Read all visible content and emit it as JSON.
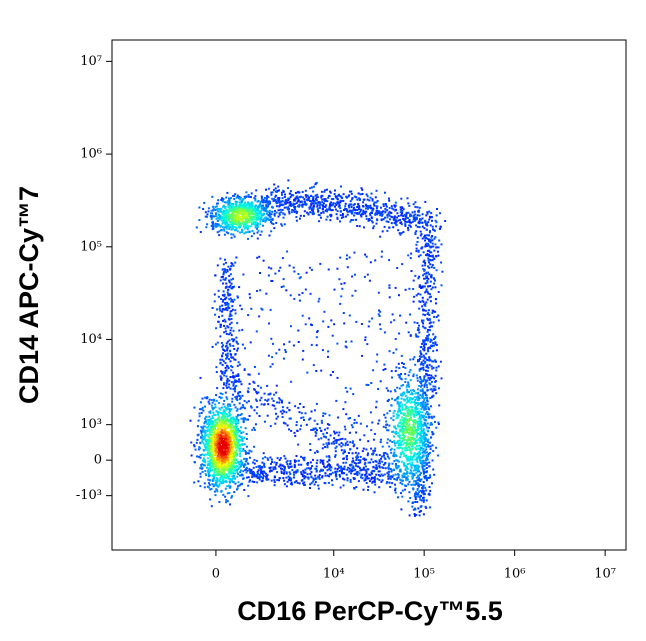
{
  "chart_data": {
    "type": "density-scatter",
    "x_label": "CD16 PerCP-Cy™5.5",
    "y_label": "CD14 APC-Cy™7",
    "xlim": [
      -7000,
      17000000
    ],
    "ylim": [
      -4600,
      17000000
    ],
    "xticks": [
      0,
      {
        "value": 10000,
        "label": "10⁴"
      },
      {
        "value": 100000,
        "label": "10⁵"
      },
      {
        "value": 1000000,
        "label": "10⁶"
      },
      {
        "value": 10000000,
        "label": "10⁷"
      }
    ],
    "yticks": [
      {
        "value": -1000,
        "label": "-10³"
      },
      0,
      {
        "value": 1000,
        "label": "10³"
      },
      {
        "value": 10000,
        "label": "10⁴"
      },
      {
        "value": 100000,
        "label": "10⁵"
      },
      {
        "value": 1000000,
        "label": "10⁶"
      },
      {
        "value": 10000000,
        "label": "10⁷"
      }
    ]
  }
}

What needs to be done: Leave out the pictures and output the rest of the material exactly as written.

Finished answer:
Read all visible content and emit it as JSON.
{
  "chart_data": {
    "type": "density-scatter",
    "x_label": "CD16 PerCP-Cy™5.5",
    "y_label": "CD14 APC-Cy™7",
    "xlim": [
      -7000,
      17000000
    ],
    "ylim": [
      -4600,
      17000000
    ],
    "xticks": [
      0,
      {
        "value": 10000,
        "label": "10⁴"
      },
      {
        "value": 100000,
        "label": "10⁵"
      },
      {
        "value": 1000000,
        "label": "10⁶"
      },
      {
        "value": 10000000,
        "label": "10⁷"
      }
    ],
    "yticks": [
      {
        "value": -1000,
        "label": "-10³"
      },
      0,
      {
        "value": 1000,
        "label": "10³"
      },
      {
        "value": 10000,
        "label": "10⁴"
      },
      {
        "value": 100000,
        "label": "10⁵"
      },
      {
        "value": 1000000,
        "label": "10⁶"
      },
      {
        "value": 10000000,
        "label": "10⁷"
      }
    ]
  }
}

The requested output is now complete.